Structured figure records

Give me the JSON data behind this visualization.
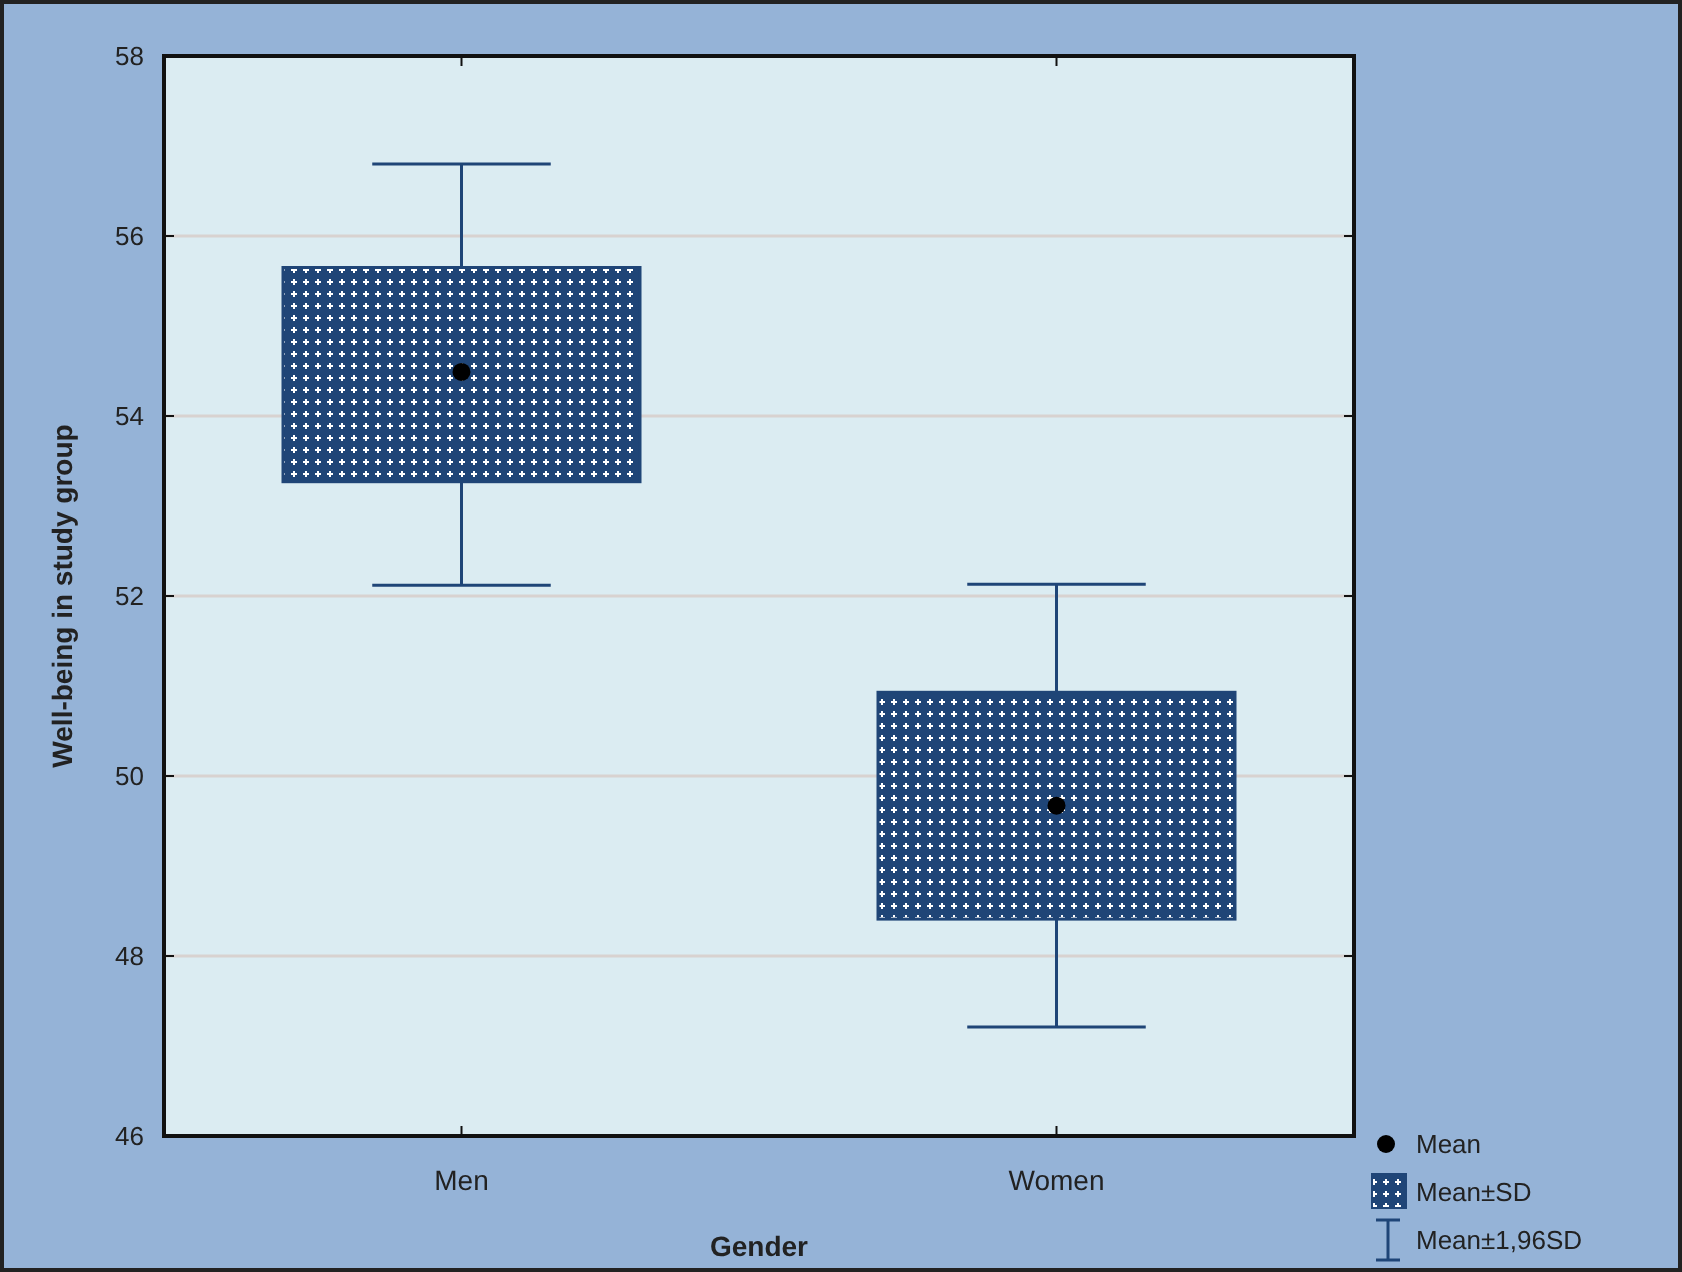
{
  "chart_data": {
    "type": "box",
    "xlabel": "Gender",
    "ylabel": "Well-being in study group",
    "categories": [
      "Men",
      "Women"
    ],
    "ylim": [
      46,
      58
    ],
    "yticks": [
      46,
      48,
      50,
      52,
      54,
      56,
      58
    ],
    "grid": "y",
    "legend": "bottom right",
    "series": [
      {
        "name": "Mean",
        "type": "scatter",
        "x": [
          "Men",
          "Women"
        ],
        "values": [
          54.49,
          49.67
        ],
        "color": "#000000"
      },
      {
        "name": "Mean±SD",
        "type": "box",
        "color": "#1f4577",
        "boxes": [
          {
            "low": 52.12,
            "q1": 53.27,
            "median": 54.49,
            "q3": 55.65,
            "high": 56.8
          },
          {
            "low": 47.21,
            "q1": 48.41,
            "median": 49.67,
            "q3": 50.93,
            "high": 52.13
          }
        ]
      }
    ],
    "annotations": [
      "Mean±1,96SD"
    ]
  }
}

== Task goal ==
All records should be output exactly, with the pictures left out.

== Expected output ==
Give me the JSON data behind this visualization.
{
  "chart_data": {
    "type": "box",
    "xlabel": "Gender",
    "ylabel": "Well-being in study group",
    "categories": [
      "Men",
      "Women"
    ],
    "ylim": [
      46,
      58
    ],
    "yticks": [
      46,
      48,
      50,
      52,
      54,
      56,
      58
    ],
    "grid": "y",
    "legend": "bottom right",
    "series": [
      {
        "name": "Mean",
        "type": "scatter",
        "x": [
          "Men",
          "Women"
        ],
        "values": [
          54.49,
          49.67
        ],
        "color": "#000000"
      },
      {
        "name": "Mean±SD",
        "type": "box",
        "color": "#1f4577",
        "boxes": [
          {
            "low": 52.12,
            "q1": 53.27,
            "median": 54.49,
            "q3": 55.65,
            "high": 56.8
          },
          {
            "low": 47.21,
            "q1": 48.41,
            "median": 49.67,
            "q3": 50.93,
            "high": 52.13
          }
        ]
      }
    ],
    "annotations": [
      "Mean±1,96SD"
    ]
  }
}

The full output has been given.